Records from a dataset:
· · · ·
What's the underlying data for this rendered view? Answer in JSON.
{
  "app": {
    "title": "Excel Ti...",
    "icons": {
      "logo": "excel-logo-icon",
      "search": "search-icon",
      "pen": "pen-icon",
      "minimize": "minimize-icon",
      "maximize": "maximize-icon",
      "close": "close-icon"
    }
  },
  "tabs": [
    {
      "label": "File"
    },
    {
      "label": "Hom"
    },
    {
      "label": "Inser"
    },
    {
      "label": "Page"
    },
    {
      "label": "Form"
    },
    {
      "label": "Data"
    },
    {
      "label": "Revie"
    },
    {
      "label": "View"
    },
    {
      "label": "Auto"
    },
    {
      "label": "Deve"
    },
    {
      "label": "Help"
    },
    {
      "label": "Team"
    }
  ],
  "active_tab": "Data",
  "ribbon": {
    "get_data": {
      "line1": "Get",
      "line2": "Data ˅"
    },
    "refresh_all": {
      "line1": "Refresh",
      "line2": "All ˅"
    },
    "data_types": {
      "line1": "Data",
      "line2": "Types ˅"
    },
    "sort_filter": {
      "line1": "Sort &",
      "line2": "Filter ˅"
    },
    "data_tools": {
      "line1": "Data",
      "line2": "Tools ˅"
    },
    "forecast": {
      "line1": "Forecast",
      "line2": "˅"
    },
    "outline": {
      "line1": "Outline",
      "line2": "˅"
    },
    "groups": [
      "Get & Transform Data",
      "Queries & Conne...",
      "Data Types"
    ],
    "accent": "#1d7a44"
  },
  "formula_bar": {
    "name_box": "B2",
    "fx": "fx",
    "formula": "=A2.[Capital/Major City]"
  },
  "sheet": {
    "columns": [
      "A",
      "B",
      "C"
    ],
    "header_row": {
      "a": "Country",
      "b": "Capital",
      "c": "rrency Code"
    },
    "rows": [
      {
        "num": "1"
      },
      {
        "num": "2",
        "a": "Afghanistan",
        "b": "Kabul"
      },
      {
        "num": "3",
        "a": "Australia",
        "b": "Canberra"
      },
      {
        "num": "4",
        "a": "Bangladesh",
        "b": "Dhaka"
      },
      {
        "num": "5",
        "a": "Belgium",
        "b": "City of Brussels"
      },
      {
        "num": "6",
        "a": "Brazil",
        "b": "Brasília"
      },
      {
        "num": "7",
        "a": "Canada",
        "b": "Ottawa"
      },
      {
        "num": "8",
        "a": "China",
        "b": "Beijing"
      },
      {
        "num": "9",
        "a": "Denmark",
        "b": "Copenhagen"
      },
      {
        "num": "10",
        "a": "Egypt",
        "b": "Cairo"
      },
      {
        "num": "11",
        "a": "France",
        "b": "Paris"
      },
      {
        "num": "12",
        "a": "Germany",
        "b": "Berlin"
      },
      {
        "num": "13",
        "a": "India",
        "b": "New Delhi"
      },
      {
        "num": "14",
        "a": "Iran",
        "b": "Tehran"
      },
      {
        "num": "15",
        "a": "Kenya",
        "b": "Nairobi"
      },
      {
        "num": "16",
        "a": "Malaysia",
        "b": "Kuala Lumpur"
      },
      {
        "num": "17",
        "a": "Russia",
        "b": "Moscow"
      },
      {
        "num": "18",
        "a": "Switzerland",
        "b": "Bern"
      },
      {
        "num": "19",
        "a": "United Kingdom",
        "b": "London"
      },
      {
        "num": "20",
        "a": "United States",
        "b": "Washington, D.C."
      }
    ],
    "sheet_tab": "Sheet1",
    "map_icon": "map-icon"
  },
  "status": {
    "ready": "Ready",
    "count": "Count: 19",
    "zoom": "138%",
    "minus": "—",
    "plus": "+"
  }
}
· · · ·
▶ [Task description]: Go through the records and show every line with the string "label" in it.

▶ [Worked answer]:
      "label": "File"
      "label": "Hom"
      "label": "Inser"
      "label": "Page"
      "label": "Form"
      "label": "Data"
      "label": "Revie"
      "label": "View"
      "label": "Auto"
      "label": "Deve"
      "label": "Help"
      "label": "Team"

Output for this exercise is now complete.